***** Data shown
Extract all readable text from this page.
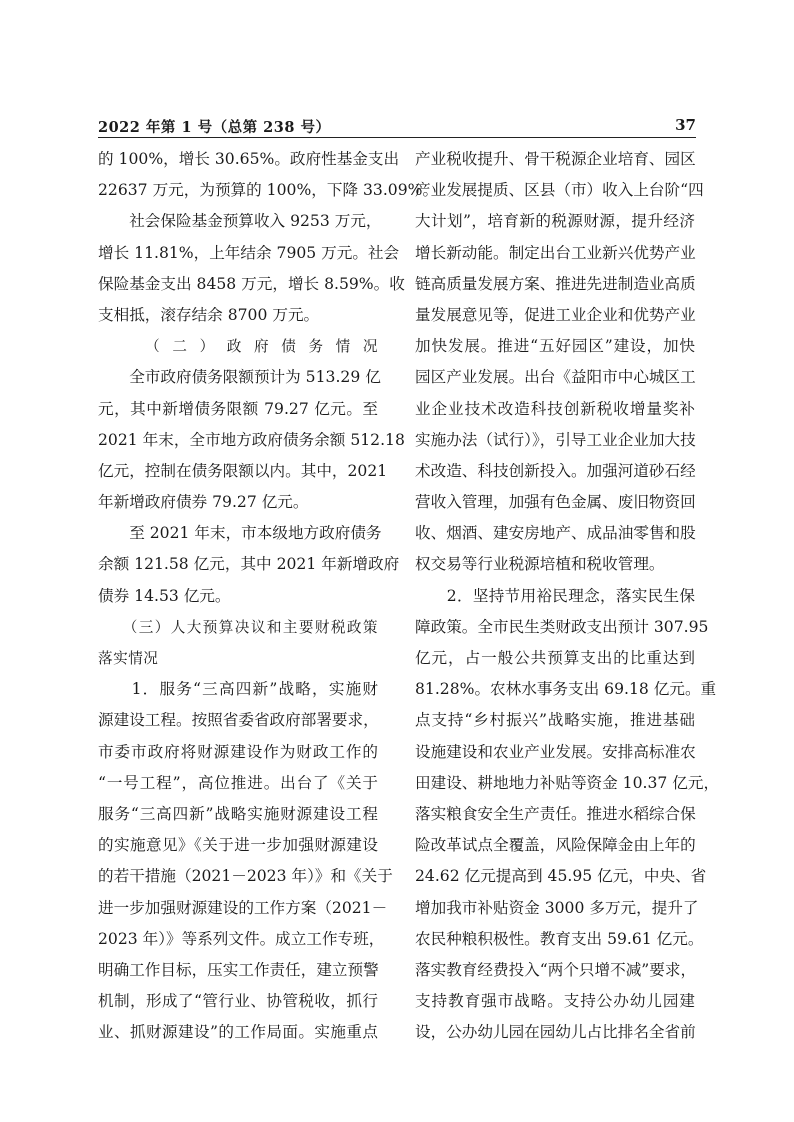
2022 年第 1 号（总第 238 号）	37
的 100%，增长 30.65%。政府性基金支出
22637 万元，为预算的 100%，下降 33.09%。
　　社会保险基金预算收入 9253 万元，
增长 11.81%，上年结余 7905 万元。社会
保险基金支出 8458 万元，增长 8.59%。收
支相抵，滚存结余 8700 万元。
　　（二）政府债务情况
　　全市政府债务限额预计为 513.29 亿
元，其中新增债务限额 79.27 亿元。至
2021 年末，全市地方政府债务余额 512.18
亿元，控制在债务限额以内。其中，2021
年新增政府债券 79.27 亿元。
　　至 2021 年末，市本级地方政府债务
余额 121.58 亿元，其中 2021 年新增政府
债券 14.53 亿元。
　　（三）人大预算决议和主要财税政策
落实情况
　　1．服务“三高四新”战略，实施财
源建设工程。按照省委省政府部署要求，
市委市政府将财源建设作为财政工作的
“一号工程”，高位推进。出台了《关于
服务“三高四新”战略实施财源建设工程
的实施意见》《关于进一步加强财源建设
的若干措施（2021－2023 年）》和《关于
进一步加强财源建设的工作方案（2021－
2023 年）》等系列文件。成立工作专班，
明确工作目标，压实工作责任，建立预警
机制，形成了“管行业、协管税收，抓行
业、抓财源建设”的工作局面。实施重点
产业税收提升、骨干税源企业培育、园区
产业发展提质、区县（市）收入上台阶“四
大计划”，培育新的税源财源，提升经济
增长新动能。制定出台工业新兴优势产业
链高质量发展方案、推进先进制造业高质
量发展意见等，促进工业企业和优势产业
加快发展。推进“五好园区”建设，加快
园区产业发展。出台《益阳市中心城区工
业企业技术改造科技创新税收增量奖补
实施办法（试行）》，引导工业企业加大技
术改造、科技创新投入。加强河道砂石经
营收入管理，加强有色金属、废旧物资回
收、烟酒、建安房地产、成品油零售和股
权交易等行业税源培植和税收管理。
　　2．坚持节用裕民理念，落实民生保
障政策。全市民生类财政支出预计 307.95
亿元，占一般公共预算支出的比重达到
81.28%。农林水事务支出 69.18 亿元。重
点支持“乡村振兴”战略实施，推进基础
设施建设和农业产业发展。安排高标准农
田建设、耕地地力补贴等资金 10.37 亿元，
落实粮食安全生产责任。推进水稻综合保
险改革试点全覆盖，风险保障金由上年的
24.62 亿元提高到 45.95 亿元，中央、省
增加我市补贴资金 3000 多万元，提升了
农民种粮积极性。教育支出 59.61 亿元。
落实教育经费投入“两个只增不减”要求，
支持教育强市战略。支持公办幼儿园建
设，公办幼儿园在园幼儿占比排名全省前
**********
- Exercise prompt -
Without including the pictures, reproduce all entries exactly.

- Result of the task -
Extract all readable text from this page.
2022 年第 1 号（总第 238 号）	37
的 100%，增长 30.65%。政府性基金支出
22637 万元，为预算的 100%，下降 33.09%。
　　社会保险基金预算收入 9253 万元，
增长 11.81%，上年结余 7905 万元。社会
保险基金支出 8458 万元，增长 8.59%。收
支相抵，滚存结余 8700 万元。
　　（二）政府债务情况
　　全市政府债务限额预计为 513.29 亿
元，其中新增债务限额 79.27 亿元。至
2021 年末，全市地方政府债务余额 512.18
亿元，控制在债务限额以内。其中，2021
年新增政府债券 79.27 亿元。
　　至 2021 年末，市本级地方政府债务
余额 121.58 亿元，其中 2021 年新增政府
债券 14.53 亿元。
　　（三）人大预算决议和主要财税政策
落实情况
　　1．服务“三高四新”战略，实施财
源建设工程。按照省委省政府部署要求，
市委市政府将财源建设作为财政工作的
“一号工程”，高位推进。出台了《关于
服务“三高四新”战略实施财源建设工程
的实施意见》《关于进一步加强财源建设
的若干措施（2021－2023 年）》和《关于
进一步加强财源建设的工作方案（2021－
2023 年）》等系列文件。成立工作专班，
明确工作目标，压实工作责任，建立预警
机制，形成了“管行业、协管税收，抓行
业、抓财源建设”的工作局面。实施重点
产业税收提升、骨干税源企业培育、园区
产业发展提质、区县（市）收入上台阶“四
大计划”，培育新的税源财源，提升经济
增长新动能。制定出台工业新兴优势产业
链高质量发展方案、推进先进制造业高质
量发展意见等，促进工业企业和优势产业
加快发展。推进“五好园区”建设，加快
园区产业发展。出台《益阳市中心城区工
业企业技术改造科技创新税收增量奖补
实施办法（试行）》，引导工业企业加大技
术改造、科技创新投入。加强河道砂石经
营收入管理，加强有色金属、废旧物资回
收、烟酒、建安房地产、成品油零售和股
权交易等行业税源培植和税收管理。
　　2．坚持节用裕民理念，落实民生保
障政策。全市民生类财政支出预计 307.95
亿元，占一般公共预算支出的比重达到
81.28%。农林水事务支出 69.18 亿元。重
点支持“乡村振兴”战略实施，推进基础
设施建设和农业产业发展。安排高标准农
田建设、耕地地力补贴等资金 10.37 亿元，
落实粮食安全生产责任。推进水稻综合保
险改革试点全覆盖，风险保障金由上年的
24.62 亿元提高到 45.95 亿元，中央、省
增加我市补贴资金 3000 多万元，提升了
农民种粮积极性。教育支出 59.61 亿元。
落实教育经费投入“两个只增不减”要求，
支持教育强市战略。支持公办幼儿园建
设，公办幼儿园在园幼儿占比排名全省前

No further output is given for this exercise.